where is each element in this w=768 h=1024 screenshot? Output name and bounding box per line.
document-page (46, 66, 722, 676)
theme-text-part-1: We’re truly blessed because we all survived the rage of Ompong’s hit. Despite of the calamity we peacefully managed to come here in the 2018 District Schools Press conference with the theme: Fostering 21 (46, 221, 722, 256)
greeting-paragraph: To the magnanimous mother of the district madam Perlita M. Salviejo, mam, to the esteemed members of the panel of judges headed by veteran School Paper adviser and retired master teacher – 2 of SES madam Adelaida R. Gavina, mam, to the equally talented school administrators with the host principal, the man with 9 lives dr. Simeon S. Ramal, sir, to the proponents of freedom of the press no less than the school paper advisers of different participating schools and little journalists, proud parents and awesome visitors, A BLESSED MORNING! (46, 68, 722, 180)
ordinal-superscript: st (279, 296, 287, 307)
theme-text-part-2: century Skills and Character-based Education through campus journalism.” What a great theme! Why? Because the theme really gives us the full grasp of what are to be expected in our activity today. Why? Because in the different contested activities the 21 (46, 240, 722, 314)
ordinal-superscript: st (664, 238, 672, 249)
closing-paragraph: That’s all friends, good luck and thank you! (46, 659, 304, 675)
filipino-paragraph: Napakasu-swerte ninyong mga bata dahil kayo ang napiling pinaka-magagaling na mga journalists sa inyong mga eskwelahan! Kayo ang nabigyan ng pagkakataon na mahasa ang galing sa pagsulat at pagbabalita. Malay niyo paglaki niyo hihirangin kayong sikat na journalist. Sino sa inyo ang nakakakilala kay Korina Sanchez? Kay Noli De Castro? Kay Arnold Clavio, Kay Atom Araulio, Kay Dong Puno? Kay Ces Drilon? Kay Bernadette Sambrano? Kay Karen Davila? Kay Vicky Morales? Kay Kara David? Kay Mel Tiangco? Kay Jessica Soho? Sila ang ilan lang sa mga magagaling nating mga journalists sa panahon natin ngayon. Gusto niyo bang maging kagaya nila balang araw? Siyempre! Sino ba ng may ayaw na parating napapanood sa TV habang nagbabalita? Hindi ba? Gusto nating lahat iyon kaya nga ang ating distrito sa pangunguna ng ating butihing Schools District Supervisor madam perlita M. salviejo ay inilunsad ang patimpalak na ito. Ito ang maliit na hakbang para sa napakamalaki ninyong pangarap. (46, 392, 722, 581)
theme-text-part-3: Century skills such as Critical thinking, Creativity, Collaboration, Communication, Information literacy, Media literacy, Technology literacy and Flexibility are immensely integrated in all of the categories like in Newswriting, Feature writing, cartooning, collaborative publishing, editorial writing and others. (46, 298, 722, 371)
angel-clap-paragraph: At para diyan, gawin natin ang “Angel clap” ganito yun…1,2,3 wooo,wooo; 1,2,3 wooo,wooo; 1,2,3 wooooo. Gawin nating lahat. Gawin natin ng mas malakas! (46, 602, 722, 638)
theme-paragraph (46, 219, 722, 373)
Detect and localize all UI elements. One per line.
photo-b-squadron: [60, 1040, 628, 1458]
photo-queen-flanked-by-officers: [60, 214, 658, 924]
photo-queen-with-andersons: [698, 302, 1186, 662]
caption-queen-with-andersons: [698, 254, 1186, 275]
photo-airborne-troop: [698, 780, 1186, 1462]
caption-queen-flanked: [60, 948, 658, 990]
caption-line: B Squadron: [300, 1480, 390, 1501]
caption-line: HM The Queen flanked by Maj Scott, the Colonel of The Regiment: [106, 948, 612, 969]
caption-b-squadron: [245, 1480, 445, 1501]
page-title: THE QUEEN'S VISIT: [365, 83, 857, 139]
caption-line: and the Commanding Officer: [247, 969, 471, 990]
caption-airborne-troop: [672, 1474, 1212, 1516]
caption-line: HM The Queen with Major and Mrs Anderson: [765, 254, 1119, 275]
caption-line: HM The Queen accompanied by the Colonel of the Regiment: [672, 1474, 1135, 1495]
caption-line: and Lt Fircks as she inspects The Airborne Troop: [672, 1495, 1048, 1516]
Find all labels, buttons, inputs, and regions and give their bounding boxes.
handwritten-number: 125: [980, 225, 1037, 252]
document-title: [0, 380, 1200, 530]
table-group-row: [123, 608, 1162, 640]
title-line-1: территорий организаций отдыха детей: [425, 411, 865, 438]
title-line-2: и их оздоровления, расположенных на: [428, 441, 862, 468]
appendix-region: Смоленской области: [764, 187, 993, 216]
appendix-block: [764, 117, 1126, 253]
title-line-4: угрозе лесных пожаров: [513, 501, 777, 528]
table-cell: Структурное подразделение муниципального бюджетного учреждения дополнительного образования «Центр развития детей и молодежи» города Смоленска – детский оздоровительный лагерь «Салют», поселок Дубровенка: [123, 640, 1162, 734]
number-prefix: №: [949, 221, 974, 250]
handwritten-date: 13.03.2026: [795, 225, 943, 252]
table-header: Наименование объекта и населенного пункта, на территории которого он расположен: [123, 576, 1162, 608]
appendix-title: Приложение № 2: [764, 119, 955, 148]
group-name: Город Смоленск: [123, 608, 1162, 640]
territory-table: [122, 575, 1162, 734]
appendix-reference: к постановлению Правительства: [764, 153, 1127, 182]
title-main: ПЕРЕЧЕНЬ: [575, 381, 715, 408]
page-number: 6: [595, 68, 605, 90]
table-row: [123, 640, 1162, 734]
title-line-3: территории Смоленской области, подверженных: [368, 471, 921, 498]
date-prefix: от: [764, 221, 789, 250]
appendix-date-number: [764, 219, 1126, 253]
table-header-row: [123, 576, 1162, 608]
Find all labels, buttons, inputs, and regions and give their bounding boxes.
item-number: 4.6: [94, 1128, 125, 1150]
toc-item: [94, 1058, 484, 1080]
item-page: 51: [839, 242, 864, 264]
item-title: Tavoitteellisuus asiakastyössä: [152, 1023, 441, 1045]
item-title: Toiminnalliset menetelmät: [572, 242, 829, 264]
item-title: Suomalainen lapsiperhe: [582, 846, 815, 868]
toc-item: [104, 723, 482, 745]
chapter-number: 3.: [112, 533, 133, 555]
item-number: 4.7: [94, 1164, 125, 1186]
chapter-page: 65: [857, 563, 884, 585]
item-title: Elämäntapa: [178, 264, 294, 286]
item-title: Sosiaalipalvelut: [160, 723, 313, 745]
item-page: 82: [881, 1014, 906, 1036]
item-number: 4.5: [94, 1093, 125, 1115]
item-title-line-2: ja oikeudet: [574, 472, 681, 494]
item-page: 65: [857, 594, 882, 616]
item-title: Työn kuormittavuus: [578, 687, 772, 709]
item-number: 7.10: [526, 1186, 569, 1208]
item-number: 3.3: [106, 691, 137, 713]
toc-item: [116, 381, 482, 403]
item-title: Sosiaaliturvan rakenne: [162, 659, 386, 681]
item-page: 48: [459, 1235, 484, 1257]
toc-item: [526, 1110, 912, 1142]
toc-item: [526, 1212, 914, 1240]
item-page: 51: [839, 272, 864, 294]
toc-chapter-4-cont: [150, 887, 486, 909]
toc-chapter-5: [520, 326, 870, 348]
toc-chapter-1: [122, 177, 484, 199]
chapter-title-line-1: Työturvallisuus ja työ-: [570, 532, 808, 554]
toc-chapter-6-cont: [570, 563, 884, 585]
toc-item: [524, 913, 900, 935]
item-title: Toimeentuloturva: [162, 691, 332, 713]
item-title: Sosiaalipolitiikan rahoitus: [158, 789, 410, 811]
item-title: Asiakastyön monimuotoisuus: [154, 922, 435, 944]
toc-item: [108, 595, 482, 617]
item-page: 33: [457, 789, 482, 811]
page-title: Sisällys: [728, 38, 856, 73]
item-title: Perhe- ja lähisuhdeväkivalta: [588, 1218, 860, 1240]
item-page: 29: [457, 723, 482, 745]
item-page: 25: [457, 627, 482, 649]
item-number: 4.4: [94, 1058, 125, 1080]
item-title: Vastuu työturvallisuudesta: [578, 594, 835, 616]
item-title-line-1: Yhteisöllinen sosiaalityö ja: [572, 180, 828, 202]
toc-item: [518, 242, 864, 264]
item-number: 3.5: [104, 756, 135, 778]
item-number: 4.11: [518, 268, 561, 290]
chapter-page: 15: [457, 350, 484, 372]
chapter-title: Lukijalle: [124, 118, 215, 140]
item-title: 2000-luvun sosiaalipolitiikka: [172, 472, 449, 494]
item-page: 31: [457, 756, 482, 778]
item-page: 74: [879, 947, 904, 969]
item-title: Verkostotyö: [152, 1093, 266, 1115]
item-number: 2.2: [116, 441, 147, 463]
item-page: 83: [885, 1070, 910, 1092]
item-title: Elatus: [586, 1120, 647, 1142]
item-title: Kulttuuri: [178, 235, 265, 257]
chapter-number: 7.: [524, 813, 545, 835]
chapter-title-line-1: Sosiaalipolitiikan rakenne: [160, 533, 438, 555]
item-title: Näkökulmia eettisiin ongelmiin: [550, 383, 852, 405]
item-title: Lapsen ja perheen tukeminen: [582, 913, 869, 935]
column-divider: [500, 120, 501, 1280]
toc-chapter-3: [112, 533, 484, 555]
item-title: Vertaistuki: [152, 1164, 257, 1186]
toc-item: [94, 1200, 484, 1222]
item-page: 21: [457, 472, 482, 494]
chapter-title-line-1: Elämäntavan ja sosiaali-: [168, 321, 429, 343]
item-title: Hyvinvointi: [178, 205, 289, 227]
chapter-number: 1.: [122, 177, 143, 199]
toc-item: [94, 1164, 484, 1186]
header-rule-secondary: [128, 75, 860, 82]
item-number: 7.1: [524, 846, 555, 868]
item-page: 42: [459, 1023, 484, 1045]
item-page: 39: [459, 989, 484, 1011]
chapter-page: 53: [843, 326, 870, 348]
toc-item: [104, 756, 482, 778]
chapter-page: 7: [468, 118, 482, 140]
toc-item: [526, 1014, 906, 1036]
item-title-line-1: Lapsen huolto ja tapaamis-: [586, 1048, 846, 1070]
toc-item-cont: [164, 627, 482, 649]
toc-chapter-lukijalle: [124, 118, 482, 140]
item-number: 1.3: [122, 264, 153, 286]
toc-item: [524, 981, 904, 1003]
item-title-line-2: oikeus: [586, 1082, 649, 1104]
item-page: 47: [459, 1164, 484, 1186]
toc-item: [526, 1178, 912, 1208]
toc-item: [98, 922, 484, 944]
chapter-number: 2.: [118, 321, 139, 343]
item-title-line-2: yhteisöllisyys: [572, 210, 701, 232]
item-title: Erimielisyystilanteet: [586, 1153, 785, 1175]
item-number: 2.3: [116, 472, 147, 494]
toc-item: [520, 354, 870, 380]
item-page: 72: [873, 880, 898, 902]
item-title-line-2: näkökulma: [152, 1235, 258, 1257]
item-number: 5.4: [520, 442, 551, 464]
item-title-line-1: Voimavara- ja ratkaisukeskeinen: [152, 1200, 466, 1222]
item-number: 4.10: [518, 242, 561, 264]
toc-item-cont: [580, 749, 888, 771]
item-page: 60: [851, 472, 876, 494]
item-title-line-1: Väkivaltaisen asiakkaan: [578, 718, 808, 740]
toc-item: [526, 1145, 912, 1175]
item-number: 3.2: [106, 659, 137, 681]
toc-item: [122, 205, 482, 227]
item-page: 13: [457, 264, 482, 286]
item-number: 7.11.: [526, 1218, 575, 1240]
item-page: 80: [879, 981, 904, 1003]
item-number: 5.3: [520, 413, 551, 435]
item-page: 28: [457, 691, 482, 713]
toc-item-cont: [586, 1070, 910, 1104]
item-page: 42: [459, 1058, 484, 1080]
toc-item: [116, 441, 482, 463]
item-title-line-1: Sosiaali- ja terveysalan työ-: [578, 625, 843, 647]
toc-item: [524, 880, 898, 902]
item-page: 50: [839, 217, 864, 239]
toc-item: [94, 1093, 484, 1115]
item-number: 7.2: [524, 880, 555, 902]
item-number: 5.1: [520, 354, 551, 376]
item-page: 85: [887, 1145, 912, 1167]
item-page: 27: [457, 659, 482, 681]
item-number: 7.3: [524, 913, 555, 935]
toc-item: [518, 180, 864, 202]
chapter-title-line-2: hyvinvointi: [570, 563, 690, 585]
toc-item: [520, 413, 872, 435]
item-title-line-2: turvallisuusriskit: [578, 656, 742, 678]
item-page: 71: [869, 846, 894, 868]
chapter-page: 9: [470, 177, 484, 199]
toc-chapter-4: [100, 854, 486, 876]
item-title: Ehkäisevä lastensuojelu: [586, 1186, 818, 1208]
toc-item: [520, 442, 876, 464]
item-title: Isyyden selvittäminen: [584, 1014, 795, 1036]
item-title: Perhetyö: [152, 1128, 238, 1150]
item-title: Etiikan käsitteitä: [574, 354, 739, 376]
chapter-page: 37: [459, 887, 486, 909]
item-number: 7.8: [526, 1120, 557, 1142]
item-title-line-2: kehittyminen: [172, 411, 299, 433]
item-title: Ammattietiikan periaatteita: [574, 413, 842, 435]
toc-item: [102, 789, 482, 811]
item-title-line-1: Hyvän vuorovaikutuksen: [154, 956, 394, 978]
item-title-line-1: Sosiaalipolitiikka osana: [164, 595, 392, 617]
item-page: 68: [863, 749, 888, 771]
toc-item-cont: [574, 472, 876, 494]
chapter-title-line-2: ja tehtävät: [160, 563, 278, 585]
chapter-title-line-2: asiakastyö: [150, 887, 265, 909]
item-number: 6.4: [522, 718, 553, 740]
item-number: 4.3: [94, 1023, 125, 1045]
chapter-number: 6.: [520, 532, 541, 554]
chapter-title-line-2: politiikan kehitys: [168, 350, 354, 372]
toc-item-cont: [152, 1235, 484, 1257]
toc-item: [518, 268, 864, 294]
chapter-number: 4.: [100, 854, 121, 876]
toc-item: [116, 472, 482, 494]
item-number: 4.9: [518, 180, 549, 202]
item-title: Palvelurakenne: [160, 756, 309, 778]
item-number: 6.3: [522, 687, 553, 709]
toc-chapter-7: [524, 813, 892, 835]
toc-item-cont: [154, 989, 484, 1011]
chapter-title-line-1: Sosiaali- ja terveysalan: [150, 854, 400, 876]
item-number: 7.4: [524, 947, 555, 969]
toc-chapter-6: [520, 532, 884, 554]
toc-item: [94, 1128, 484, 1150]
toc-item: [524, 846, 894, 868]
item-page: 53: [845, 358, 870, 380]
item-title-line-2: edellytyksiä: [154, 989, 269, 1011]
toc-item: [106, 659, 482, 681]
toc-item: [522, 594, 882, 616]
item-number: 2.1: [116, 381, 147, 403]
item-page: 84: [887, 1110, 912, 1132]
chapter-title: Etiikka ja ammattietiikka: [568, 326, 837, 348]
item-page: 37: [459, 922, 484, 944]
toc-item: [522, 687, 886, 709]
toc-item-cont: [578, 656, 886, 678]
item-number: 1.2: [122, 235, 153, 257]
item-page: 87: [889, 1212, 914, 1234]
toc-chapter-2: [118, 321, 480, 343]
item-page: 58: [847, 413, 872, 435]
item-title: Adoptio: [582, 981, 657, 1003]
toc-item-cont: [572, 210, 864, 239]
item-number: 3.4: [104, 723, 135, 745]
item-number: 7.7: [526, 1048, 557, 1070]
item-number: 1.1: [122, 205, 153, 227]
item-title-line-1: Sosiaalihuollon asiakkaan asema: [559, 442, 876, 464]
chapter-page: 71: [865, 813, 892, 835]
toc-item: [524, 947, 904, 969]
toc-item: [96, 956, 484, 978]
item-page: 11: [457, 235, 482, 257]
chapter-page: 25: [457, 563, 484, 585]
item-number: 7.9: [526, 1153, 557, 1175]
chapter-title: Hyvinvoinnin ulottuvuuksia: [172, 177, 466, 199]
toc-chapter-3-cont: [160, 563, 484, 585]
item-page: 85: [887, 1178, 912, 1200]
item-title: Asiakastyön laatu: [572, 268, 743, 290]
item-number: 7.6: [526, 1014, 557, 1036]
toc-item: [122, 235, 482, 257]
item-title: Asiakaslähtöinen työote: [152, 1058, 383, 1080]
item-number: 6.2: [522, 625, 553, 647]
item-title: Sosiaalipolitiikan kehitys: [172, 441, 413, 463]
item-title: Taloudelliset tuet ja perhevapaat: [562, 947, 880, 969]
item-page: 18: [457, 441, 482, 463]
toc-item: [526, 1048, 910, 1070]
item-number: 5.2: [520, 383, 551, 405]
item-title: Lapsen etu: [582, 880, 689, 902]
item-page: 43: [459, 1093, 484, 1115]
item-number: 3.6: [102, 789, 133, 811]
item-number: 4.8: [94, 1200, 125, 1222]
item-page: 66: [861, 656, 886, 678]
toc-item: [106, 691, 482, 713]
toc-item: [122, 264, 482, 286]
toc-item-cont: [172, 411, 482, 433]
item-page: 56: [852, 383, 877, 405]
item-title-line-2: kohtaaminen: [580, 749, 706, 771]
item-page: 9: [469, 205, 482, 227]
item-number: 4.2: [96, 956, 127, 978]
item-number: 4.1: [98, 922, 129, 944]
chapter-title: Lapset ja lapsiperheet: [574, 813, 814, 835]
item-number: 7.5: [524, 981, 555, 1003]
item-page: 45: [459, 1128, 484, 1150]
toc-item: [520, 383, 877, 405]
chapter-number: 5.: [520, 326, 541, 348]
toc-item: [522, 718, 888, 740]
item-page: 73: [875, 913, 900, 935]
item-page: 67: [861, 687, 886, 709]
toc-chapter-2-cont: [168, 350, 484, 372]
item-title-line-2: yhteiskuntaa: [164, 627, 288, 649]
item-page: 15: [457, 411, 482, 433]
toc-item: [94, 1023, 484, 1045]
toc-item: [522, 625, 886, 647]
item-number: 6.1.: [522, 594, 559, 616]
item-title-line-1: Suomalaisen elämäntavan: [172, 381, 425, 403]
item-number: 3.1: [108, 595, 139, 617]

+++

> **The task**:
Put the entries from the start through the line containing "theme-text-part-1: We’re truly", inclusive, into a numbered list with blank lines omitted.

> **Response below**:
1. where is each element in this w=768 h=1024 screenshot? Output name and bounding box per line.
2. document-page (46, 66, 722, 676)
3. theme-text-part-1: We’re truly blessed because we all survived the rage of Ompong’s hit. Despite of the calamity we peacefully managed to come here in the 2018 District Schools Press conference with the theme: Fostering 21 (46, 221, 722, 256)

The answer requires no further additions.